DIRECTIONS:
Pick out every line holding the string "text" and copy it.

+-------+

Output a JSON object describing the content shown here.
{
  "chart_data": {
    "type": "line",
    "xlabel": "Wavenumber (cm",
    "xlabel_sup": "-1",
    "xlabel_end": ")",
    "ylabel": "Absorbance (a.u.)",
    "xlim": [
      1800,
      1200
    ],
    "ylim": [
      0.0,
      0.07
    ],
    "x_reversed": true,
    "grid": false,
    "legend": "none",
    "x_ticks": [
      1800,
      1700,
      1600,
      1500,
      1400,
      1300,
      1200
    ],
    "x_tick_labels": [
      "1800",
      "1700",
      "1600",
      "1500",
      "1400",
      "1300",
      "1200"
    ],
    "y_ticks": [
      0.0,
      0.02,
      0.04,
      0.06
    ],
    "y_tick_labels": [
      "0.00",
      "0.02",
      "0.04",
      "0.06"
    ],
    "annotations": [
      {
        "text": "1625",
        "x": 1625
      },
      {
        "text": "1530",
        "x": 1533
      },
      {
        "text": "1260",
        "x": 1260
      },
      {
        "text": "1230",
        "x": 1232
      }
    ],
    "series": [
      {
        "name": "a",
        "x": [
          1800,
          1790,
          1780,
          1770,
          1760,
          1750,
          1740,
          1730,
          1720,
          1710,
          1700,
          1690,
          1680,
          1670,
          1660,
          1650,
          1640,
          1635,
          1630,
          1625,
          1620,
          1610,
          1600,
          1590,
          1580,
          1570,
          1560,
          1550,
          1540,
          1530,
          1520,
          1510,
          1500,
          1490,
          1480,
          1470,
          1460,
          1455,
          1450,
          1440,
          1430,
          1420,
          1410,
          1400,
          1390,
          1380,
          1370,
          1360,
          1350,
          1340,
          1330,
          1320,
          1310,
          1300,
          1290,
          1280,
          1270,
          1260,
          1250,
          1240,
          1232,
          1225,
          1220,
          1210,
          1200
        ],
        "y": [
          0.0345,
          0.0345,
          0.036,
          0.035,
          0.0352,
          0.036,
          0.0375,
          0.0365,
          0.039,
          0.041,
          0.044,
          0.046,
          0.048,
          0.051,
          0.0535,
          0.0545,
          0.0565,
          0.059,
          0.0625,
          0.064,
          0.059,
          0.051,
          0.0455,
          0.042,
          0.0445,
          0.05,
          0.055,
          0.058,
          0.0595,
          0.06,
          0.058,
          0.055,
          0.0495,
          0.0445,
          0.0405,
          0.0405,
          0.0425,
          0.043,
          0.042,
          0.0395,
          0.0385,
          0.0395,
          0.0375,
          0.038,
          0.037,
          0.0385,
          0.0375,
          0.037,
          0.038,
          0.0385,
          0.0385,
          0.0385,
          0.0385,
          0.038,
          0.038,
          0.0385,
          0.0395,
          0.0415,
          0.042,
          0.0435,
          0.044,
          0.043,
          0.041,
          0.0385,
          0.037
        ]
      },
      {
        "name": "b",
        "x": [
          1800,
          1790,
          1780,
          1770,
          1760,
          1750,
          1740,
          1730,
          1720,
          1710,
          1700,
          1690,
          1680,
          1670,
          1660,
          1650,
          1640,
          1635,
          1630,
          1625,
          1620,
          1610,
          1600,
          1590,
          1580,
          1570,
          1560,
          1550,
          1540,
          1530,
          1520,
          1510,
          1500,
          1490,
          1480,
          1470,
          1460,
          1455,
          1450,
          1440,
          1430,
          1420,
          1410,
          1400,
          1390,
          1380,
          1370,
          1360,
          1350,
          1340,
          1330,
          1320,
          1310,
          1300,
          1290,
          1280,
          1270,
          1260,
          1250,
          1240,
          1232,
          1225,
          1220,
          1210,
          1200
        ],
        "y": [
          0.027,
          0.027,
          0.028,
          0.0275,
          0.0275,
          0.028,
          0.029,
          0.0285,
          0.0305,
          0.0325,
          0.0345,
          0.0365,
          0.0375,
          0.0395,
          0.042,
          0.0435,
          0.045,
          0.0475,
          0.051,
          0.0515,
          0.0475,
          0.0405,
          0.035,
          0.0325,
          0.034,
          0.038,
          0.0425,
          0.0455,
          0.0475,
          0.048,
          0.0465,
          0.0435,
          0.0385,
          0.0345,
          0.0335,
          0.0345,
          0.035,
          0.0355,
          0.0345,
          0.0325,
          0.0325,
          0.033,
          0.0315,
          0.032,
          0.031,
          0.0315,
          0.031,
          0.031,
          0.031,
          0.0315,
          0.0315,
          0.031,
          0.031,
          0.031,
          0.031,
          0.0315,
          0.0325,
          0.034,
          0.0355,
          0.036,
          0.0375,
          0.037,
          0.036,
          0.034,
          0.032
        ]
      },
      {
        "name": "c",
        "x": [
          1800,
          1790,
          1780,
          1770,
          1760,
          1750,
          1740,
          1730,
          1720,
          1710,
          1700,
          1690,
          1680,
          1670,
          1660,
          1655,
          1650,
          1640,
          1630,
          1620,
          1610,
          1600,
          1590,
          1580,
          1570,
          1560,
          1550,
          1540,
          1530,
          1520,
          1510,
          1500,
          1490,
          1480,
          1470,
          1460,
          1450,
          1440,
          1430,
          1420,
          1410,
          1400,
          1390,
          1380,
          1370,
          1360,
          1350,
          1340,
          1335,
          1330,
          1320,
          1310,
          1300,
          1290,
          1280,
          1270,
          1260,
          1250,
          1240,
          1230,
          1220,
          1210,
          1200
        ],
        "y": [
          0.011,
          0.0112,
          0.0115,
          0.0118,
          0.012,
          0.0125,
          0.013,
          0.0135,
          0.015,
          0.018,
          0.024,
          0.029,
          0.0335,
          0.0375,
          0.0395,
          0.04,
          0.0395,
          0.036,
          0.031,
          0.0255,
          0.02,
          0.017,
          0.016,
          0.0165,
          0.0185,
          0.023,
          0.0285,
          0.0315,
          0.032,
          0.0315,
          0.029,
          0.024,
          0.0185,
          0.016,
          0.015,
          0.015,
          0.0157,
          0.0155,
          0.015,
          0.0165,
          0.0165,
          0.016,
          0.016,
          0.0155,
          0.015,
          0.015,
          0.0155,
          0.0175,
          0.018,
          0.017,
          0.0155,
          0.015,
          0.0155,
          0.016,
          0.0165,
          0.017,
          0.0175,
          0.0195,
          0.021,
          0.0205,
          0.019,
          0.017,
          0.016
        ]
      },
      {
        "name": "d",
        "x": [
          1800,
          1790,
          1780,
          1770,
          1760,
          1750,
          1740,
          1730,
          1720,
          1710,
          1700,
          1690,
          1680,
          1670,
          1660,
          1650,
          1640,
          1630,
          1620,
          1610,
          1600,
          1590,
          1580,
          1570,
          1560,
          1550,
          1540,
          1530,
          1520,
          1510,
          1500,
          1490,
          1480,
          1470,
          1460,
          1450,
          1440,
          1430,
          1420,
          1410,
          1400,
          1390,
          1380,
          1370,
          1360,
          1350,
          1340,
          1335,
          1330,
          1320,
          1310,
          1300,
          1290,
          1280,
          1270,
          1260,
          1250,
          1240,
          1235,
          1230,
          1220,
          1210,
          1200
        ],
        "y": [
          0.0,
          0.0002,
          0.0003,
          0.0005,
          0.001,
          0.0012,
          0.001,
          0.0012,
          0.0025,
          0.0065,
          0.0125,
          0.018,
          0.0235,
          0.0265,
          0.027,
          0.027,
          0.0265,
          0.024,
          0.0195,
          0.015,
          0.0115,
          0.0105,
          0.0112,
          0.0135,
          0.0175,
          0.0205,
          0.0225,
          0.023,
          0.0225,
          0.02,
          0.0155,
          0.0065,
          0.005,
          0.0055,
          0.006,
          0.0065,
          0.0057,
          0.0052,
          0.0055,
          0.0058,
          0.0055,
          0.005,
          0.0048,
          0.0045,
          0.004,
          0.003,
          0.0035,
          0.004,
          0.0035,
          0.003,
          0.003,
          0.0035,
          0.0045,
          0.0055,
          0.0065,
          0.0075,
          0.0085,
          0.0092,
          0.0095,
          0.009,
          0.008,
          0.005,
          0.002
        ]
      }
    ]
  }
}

+-------+

CORRECT ANSWER:
        "text": "1625",
        "text": "1530",
        "text": "1260",
        "text": "1230",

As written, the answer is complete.